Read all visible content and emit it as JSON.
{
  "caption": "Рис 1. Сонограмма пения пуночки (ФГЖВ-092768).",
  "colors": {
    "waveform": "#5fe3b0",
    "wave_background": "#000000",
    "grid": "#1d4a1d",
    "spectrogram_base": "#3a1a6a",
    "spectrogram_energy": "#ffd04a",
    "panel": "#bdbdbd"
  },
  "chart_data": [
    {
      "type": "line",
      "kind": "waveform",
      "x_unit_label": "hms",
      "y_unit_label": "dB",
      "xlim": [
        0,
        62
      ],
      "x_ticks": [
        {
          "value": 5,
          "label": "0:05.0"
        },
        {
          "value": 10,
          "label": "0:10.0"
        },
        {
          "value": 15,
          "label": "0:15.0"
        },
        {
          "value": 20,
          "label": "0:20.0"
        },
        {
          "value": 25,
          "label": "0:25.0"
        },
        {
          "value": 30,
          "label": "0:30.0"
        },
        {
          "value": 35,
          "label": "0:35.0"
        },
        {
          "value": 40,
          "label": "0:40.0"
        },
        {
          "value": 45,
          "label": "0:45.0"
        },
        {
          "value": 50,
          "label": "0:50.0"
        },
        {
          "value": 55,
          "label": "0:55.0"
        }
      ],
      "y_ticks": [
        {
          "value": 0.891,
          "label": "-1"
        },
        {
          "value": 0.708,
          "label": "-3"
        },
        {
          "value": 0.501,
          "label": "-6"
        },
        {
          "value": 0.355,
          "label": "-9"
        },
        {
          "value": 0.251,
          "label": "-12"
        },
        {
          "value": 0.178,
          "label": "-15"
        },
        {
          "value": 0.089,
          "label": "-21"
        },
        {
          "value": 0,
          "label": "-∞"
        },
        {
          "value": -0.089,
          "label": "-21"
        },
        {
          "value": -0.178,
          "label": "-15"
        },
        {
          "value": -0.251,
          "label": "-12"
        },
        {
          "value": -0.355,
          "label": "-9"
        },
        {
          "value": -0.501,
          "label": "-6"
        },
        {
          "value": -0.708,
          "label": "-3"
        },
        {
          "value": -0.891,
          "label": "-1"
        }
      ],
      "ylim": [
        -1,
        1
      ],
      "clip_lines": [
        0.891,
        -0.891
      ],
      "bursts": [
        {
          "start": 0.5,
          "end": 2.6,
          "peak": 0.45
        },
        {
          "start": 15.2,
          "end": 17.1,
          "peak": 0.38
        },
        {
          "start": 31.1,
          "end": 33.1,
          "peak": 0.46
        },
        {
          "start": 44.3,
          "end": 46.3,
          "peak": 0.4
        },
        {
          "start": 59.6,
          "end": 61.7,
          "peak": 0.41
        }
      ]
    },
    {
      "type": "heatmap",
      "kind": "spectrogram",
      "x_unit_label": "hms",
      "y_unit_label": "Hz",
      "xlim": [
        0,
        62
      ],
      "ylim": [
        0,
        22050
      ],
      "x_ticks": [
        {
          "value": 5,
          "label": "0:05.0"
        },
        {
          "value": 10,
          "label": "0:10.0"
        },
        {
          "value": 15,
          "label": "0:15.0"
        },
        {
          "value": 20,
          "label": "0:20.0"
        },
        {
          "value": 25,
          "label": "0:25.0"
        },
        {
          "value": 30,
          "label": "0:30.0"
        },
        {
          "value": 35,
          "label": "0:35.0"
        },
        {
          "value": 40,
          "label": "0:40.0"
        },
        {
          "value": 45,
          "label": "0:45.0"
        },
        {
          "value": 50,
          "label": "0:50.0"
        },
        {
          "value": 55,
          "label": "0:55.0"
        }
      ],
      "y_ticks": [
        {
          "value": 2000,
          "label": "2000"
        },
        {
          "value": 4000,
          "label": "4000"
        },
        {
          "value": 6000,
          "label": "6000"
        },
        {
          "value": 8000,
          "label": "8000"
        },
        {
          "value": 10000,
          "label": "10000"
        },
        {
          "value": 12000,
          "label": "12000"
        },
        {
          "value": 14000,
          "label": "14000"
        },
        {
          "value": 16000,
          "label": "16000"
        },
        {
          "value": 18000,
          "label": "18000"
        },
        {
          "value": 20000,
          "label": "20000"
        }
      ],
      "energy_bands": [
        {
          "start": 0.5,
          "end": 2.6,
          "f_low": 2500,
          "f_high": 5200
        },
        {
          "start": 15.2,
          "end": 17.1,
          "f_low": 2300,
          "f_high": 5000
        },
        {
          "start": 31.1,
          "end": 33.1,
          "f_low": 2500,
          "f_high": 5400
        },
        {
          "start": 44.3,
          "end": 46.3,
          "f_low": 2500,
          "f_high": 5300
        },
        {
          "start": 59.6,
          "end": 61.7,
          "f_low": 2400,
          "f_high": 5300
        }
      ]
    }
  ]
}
======
What the task asks
Print every entry exactly as written.

Exercise result
Read all visible content and emit it as JSON.
{
  "caption": "Рис 1. Сонограмма пения пуночки (ФГЖВ-092768).",
  "colors": {
    "waveform": "#5fe3b0",
    "wave_background": "#000000",
    "grid": "#1d4a1d",
    "spectrogram_base": "#3a1a6a",
    "spectrogram_energy": "#ffd04a",
    "panel": "#bdbdbd"
  },
  "chart_data": [
    {
      "type": "line",
      "kind": "waveform",
      "x_unit_label": "hms",
      "y_unit_label": "dB",
      "xlim": [
        0,
        62
      ],
      "x_ticks": [
        {
          "value": 5,
          "label": "0:05.0"
        },
        {
          "value": 10,
          "label": "0:10.0"
        },
        {
          "value": 15,
          "label": "0:15.0"
        },
        {
          "value": 20,
          "label": "0:20.0"
        },
        {
          "value": 25,
          "label": "0:25.0"
        },
        {
          "value": 30,
          "label": "0:30.0"
        },
        {
          "value": 35,
          "label": "0:35.0"
        },
        {
          "value": 40,
          "label": "0:40.0"
        },
        {
          "value": 45,
          "label": "0:45.0"
        },
        {
          "value": 50,
          "label": "0:50.0"
        },
        {
          "value": 55,
          "label": "0:55.0"
        }
      ],
      "y_ticks": [
        {
          "value": 0.891,
          "label": "-1"
        },
        {
          "value": 0.708,
          "label": "-3"
        },
        {
          "value": 0.501,
          "label": "-6"
        },
        {
          "value": 0.355,
          "label": "-9"
        },
        {
          "value": 0.251,
          "label": "-12"
        },
        {
          "value": 0.178,
          "label": "-15"
        },
        {
          "value": 0.089,
          "label": "-21"
        },
        {
          "value": 0,
          "label": "-∞"
        },
        {
          "value": -0.089,
          "label": "-21"
        },
        {
          "value": -0.178,
          "label": "-15"
        },
        {
          "value": -0.251,
          "label": "-12"
        },
        {
          "value": -0.355,
          "label": "-9"
        },
        {
          "value": -0.501,
          "label": "-6"
        },
        {
          "value": -0.708,
          "label": "-3"
        },
        {
          "value": -0.891,
          "label": "-1"
        }
      ],
      "ylim": [
        -1,
        1
      ],
      "clip_lines": [
        0.891,
        -0.891
      ],
      "bursts": [
        {
          "start": 0.5,
          "end": 2.6,
          "peak": 0.45
        },
        {
          "start": 15.2,
          "end": 17.1,
          "peak": 0.38
        },
        {
          "start": 31.1,
          "end": 33.1,
          "peak": 0.46
        },
        {
          "start": 44.3,
          "end": 46.3,
          "peak": 0.4
        },
        {
          "start": 59.6,
          "end": 61.7,
          "peak": 0.41
        }
      ]
    },
    {
      "type": "heatmap",
      "kind": "spectrogram",
      "x_unit_label": "hms",
      "y_unit_label": "Hz",
      "xlim": [
        0,
        62
      ],
      "ylim": [
        0,
        22050
      ],
      "x_ticks": [
        {
          "value": 5,
          "label": "0:05.0"
        },
        {
          "value": 10,
          "label": "0:10.0"
        },
        {
          "value": 15,
          "label": "0:15.0"
        },
        {
          "value": 20,
          "label": "0:20.0"
        },
        {
          "value": 25,
          "label": "0:25.0"
        },
        {
          "value": 30,
          "label": "0:30.0"
        },
        {
          "value": 35,
          "label": "0:35.0"
        },
        {
          "value": 40,
          "label": "0:40.0"
        },
        {
          "value": 45,
          "label": "0:45.0"
        },
        {
          "value": 50,
          "label": "0:50.0"
        },
        {
          "value": 55,
          "label": "0:55.0"
        }
      ],
      "y_ticks": [
        {
          "value": 2000,
          "label": "2000"
        },
        {
          "value": 4000,
          "label": "4000"
        },
        {
          "value": 6000,
          "label": "6000"
        },
        {
          "value": 8000,
          "label": "8000"
        },
        {
          "value": 10000,
          "label": "10000"
        },
        {
          "value": 12000,
          "label": "12000"
        },
        {
          "value": 14000,
          "label": "14000"
        },
        {
          "value": 16000,
          "label": "16000"
        },
        {
          "value": 18000,
          "label": "18000"
        },
        {
          "value": 20000,
          "label": "20000"
        }
      ],
      "energy_bands": [
        {
          "start": 0.5,
          "end": 2.6,
          "f_low": 2500,
          "f_high": 5200
        },
        {
          "start": 15.2,
          "end": 17.1,
          "f_low": 2300,
          "f_high": 5000
        },
        {
          "start": 31.1,
          "end": 33.1,
          "f_low": 2500,
          "f_high": 5400
        },
        {
          "start": 44.3,
          "end": 46.3,
          "f_low": 2500,
          "f_high": 5300
        },
        {
          "start": 59.6,
          "end": 61.7,
          "f_low": 2400,
          "f_high": 5300
        }
      ]
    }
  ]
}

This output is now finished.